## YOUR GOAL
Return each entry exactly, omitting nothing.

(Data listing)
********

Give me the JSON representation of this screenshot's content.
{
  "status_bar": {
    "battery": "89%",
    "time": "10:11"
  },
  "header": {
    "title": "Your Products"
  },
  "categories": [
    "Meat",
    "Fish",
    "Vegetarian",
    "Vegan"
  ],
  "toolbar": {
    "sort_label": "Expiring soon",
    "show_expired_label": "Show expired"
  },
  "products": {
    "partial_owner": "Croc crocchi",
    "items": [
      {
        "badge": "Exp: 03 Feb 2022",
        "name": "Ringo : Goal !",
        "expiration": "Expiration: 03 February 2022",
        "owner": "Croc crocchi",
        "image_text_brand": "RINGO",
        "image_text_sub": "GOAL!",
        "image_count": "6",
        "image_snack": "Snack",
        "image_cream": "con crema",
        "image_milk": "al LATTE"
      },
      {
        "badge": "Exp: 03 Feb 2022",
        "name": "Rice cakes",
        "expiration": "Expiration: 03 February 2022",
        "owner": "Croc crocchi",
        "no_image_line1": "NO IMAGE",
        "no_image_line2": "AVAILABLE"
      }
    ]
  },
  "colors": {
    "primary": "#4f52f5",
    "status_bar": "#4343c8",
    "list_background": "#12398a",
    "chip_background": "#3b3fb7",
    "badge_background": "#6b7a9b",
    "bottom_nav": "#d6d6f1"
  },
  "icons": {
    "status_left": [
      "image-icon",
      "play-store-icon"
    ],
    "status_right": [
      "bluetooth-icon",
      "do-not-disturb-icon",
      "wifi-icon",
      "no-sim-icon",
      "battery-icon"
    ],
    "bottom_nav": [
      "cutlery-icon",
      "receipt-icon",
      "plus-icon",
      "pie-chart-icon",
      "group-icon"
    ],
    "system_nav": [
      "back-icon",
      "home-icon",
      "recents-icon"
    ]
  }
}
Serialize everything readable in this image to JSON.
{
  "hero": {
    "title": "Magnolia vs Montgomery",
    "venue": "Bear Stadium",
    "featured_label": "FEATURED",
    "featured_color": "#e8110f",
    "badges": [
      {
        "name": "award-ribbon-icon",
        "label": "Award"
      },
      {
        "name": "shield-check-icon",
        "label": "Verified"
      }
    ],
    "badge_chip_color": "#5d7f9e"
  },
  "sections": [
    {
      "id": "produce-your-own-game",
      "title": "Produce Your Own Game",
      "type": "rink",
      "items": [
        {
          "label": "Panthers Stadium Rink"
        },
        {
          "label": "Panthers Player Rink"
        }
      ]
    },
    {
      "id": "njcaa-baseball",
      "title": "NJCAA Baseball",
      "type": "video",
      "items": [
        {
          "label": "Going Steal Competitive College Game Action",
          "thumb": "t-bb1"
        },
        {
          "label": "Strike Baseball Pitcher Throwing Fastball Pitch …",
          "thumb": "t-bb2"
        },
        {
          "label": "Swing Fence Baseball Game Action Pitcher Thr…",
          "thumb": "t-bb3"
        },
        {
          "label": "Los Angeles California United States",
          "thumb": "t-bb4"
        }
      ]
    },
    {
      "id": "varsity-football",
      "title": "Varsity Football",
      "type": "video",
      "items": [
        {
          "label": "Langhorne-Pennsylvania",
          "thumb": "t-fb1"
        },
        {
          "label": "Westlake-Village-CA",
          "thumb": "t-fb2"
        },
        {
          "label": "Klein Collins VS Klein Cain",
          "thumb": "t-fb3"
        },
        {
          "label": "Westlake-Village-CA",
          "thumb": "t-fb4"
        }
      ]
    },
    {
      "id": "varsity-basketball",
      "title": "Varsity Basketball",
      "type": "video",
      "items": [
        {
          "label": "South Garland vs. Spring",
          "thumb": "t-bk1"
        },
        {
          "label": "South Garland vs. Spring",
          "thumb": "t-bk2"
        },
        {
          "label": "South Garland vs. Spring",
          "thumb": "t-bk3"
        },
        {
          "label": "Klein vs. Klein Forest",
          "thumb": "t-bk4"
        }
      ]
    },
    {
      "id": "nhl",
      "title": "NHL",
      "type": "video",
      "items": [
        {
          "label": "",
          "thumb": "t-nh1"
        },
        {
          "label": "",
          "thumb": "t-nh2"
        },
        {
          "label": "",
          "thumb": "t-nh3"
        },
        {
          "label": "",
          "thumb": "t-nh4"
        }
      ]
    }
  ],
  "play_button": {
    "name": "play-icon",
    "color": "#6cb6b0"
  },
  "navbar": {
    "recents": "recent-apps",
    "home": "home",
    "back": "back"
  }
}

********

## RESPONSE TO THE TASK
Give me the JSON representation of this screenshot's content.
{
  "status_bar": {
    "battery": "89%",
    "time": "10:11"
  },
  "header": {
    "title": "Your Products"
  },
  "categories": [
    "Meat",
    "Fish",
    "Vegetarian",
    "Vegan"
  ],
  "toolbar": {
    "sort_label": "Expiring soon",
    "show_expired_label": "Show expired"
  },
  "products": {
    "partial_owner": "Croc crocchi",
    "items": [
      {
        "badge": "Exp: 03 Feb 2022",
        "name": "Ringo : Goal !",
        "expiration": "Expiration: 03 February 2022",
        "owner": "Croc crocchi",
        "image_text_brand": "RINGO",
        "image_text_sub": "GOAL!",
        "image_count": "6",
        "image_snack": "Snack",
        "image_cream": "con crema",
        "image_milk": "al LATTE"
      },
      {
        "badge": "Exp: 03 Feb 2022",
        "name": "Rice cakes",
        "expiration": "Expiration: 03 February 2022",
        "owner": "Croc crocchi",
        "no_image_line1": "NO IMAGE",
        "no_image_line2": "AVAILABLE"
      }
    ]
  },
  "colors": {
    "primary": "#4f52f5",
    "status_bar": "#4343c8",
    "list_background": "#12398a",
    "chip_background": "#3b3fb7",
    "badge_background": "#6b7a9b",
    "bottom_nav": "#d6d6f1"
  },
  "icons": {
    "status_left": [
      "image-icon",
      "play-store-icon"
    ],
    "status_right": [
      "bluetooth-icon",
      "do-not-disturb-icon",
      "wifi-icon",
      "no-sim-icon",
      "battery-icon"
    ],
    "bottom_nav": [
      "cutlery-icon",
      "receipt-icon",
      "plus-icon",
      "pie-chart-icon",
      "group-icon"
    ],
    "system_nav": [
      "back-icon",
      "home-icon",
      "recents-icon"
    ]
  }
}
Serialize everything readable in this image to JSON.
{
  "hero": {
    "title": "Magnolia vs Montgomery",
    "venue": "Bear Stadium",
    "featured_label": "FEATURED",
    "featured_color": "#e8110f",
    "badges": [
      {
        "name": "award-ribbon-icon",
        "label": "Award"
      },
      {
        "name": "shield-check-icon",
        "label": "Verified"
      }
    ],
    "badge_chip_color": "#5d7f9e"
  },
  "sections": [
    {
      "id": "produce-your-own-game",
      "title": "Produce Your Own Game",
      "type": "rink",
      "items": [
        {
          "label": "Panthers Stadium Rink"
        },
        {
          "label": "Panthers Player Rink"
        }
      ]
    },
    {
      "id": "njcaa-baseball",
      "title": "NJCAA Baseball",
      "type": "video",
      "items": [
        {
          "label": "Going Steal Competitive College Game Action",
          "thumb": "t-bb1"
        },
        {
          "label": "Strike Baseball Pitcher Throwing Fastball Pitch …",
          "thumb": "t-bb2"
        },
        {
          "label": "Swing Fence Baseball Game Action Pitcher Thr…",
          "thumb": "t-bb3"
        },
        {
          "label": "Los Angeles California United States",
          "thumb": "t-bb4"
        }
      ]
    },
    {
      "id": "varsity-football",
      "title": "Varsity Football",
      "type": "video",
      "items": [
        {
          "label": "Langhorne-Pennsylvania",
          "thumb": "t-fb1"
        },
        {
          "label": "Westlake-Village-CA",
          "thumb": "t-fb2"
        },
        {
          "label": "Klein Collins VS Klein Cain",
          "thumb": "t-fb3"
        },
        {
          "label": "Westlake-Village-CA",
          "thumb": "t-fb4"
        }
      ]
    },
    {
      "id": "varsity-basketball",
      "title": "Varsity Basketball",
      "type": "video",
      "items": [
        {
          "label": "South Garland vs. Spring",
          "thumb": "t-bk1"
        },
        {
          "label": "South Garland vs. Spring",
          "thumb": "t-bk2"
        },
        {
          "label": "South Garland vs. Spring",
          "thumb": "t-bk3"
        },
        {
          "label": "Klein vs. Klein Forest",
          "thumb": "t-bk4"
        }
      ]
    },
    {
      "id": "nhl",
      "title": "NHL",
      "type": "video",
      "items": [
        {
          "label": "",
          "thumb": "t-nh1"
        },
        {
          "label": "",
          "thumb": "t-nh2"
        },
        {
          "label": "",
          "thumb": "t-nh3"
        },
        {
          "label": "",
          "thumb": "t-nh4"
        }
      ]
    }
  ],
  "play_button": {
    "name": "play-icon",
    "color": "#6cb6b0"
  },
  "navbar": {
    "recents": "recent-apps",
    "home": "home",
    "back": "back"
  }
}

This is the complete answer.